--- MATERIAL TO PROCESS ---

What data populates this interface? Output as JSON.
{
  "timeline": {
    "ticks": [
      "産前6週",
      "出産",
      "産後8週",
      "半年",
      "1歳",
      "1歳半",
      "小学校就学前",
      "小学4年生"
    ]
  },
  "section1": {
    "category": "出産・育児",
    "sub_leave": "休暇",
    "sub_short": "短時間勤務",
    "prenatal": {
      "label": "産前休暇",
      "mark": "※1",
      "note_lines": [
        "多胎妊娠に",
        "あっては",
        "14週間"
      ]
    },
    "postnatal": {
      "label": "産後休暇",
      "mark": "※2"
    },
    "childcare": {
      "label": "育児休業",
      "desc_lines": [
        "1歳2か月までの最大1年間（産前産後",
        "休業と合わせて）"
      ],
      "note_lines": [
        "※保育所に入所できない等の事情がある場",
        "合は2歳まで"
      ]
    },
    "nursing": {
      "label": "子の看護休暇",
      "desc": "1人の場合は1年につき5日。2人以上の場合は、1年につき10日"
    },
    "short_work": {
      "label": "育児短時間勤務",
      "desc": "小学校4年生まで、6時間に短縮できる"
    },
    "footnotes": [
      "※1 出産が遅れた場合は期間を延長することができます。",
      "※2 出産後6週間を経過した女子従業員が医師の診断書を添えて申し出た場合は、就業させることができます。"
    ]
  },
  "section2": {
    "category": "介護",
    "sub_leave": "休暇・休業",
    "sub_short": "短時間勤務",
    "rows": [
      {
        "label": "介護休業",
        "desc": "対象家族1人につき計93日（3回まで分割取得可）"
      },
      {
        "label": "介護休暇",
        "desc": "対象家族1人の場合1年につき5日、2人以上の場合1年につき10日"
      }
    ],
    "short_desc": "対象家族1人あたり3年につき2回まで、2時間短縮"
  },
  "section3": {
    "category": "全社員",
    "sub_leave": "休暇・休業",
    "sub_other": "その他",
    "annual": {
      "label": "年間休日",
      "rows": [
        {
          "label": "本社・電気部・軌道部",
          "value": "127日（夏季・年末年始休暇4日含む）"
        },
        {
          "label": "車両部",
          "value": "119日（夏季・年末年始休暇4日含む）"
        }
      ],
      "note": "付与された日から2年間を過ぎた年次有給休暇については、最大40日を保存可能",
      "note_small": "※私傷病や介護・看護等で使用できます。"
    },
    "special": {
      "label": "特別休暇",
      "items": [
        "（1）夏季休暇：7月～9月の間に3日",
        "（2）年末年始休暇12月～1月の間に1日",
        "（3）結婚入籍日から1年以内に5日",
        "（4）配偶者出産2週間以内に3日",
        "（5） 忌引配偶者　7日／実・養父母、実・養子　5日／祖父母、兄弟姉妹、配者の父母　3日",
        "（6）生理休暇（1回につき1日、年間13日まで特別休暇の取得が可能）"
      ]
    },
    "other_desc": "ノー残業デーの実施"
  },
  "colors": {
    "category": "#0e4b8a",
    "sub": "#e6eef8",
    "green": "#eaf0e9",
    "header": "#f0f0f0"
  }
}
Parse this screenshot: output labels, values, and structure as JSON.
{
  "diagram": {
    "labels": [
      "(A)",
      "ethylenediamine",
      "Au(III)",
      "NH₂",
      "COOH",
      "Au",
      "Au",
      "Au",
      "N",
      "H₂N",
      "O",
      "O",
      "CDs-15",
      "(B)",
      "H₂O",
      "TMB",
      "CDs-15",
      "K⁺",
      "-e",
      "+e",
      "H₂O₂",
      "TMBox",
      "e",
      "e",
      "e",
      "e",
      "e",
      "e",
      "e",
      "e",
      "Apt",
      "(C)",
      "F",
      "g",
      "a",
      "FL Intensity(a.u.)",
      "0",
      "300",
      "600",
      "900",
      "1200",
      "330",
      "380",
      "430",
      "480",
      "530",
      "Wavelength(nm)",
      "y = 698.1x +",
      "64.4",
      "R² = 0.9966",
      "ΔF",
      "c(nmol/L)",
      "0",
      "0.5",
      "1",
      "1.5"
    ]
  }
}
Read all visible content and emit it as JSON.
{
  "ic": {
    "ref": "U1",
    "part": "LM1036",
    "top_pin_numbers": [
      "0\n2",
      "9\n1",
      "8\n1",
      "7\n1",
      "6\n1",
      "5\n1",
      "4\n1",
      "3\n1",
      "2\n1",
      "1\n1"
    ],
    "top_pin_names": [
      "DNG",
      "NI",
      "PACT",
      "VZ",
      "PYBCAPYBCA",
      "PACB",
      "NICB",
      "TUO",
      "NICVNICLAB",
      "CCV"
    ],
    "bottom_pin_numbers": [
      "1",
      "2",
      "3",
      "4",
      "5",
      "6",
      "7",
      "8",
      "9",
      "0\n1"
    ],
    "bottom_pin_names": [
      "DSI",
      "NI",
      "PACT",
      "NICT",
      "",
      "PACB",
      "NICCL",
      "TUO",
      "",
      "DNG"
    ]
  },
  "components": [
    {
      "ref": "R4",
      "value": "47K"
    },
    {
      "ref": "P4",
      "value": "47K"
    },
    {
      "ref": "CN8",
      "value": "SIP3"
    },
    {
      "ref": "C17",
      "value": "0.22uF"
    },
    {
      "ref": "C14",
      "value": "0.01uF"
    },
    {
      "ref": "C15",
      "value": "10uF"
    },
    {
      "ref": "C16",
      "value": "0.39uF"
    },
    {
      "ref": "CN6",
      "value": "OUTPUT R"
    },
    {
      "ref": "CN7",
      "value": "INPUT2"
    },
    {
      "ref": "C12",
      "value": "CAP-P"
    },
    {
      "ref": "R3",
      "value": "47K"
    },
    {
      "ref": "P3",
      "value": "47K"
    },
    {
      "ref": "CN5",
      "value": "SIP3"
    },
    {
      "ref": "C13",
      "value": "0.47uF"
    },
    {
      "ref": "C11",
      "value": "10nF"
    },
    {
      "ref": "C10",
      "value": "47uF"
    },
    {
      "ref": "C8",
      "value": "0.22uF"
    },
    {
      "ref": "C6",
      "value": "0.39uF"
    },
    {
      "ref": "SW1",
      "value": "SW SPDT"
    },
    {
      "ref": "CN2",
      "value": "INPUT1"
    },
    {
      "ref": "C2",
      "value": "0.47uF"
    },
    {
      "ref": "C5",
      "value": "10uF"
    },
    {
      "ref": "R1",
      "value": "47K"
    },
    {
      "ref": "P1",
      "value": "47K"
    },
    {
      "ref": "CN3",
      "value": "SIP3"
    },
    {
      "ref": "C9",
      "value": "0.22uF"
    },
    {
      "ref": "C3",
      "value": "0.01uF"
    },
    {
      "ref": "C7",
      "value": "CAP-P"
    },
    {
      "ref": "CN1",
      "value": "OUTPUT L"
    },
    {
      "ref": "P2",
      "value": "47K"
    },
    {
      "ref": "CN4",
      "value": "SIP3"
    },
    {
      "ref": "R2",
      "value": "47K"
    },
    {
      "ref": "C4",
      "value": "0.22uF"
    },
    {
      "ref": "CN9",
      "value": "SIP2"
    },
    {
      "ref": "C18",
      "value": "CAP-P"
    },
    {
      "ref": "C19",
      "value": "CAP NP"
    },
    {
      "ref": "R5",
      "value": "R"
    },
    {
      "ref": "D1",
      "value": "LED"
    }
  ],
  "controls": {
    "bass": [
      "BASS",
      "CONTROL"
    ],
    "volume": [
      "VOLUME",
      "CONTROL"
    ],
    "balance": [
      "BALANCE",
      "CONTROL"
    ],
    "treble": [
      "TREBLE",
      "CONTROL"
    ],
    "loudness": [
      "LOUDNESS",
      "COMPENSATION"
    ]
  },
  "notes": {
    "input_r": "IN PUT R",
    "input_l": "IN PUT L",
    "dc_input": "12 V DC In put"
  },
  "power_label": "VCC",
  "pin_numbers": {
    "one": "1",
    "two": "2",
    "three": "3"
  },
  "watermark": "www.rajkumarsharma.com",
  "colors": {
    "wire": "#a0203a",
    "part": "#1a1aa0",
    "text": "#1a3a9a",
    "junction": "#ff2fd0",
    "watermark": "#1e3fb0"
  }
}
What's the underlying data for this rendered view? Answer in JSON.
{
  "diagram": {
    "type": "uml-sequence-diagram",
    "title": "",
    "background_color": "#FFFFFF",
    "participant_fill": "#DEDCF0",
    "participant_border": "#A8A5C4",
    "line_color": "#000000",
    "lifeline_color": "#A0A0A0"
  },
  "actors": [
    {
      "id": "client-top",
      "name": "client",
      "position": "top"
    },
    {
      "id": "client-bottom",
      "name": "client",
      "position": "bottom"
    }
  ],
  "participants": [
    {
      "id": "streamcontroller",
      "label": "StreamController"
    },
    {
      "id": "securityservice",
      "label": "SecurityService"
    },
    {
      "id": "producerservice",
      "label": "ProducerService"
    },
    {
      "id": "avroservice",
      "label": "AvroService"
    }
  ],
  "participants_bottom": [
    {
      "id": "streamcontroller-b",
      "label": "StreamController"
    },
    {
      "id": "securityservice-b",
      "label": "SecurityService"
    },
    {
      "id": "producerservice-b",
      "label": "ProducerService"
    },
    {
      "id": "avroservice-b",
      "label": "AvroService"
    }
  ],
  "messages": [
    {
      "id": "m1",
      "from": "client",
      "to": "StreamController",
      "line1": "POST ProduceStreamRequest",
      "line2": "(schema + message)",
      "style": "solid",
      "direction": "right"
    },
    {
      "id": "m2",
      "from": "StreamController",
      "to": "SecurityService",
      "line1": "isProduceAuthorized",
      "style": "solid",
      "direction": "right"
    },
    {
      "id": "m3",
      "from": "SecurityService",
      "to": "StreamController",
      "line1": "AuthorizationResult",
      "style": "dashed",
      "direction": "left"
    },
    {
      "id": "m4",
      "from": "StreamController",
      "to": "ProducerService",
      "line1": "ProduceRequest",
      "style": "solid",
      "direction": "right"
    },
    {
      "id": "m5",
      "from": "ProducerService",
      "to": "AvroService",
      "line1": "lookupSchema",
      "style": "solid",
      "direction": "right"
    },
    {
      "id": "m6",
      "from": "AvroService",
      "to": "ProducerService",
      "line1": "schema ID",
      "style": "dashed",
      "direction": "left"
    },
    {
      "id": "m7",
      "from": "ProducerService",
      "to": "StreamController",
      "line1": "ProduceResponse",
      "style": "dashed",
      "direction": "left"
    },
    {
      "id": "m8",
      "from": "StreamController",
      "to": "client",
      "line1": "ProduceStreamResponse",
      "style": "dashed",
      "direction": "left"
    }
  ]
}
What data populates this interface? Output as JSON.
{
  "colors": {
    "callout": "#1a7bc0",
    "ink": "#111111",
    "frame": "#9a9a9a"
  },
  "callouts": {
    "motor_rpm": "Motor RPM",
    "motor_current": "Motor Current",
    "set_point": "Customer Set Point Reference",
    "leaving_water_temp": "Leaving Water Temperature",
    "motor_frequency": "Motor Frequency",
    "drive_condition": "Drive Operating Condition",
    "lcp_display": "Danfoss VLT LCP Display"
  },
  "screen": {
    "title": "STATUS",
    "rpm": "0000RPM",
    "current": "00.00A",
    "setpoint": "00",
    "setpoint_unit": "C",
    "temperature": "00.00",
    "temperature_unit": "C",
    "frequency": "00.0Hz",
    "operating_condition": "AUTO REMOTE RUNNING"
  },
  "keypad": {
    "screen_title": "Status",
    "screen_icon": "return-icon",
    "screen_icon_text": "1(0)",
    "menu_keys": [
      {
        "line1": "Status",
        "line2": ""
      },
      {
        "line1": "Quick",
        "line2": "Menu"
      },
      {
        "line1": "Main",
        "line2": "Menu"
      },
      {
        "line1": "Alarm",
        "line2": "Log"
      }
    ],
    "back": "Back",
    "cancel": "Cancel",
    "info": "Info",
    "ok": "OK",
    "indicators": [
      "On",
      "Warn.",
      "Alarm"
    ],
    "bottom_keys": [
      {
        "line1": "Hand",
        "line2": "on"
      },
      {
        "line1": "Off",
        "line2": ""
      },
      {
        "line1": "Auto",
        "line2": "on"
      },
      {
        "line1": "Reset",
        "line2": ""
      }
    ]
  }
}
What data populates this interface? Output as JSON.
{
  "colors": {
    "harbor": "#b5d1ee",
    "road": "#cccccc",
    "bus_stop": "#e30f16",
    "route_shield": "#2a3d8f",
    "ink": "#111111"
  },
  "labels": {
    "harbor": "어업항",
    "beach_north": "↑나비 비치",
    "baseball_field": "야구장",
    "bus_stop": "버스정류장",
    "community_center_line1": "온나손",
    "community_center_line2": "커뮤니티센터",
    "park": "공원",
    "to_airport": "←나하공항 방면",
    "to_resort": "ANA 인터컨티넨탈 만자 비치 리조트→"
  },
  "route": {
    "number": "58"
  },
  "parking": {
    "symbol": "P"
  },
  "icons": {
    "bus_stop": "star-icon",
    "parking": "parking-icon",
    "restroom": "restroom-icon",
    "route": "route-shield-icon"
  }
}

---

Return only those lines of the records that contain the string "category".

→ OUTPUT BELOW:
    "category": "出産・育児",
    "category": "介護",
    "category": "全社員",
    "category": "#0e4b8a",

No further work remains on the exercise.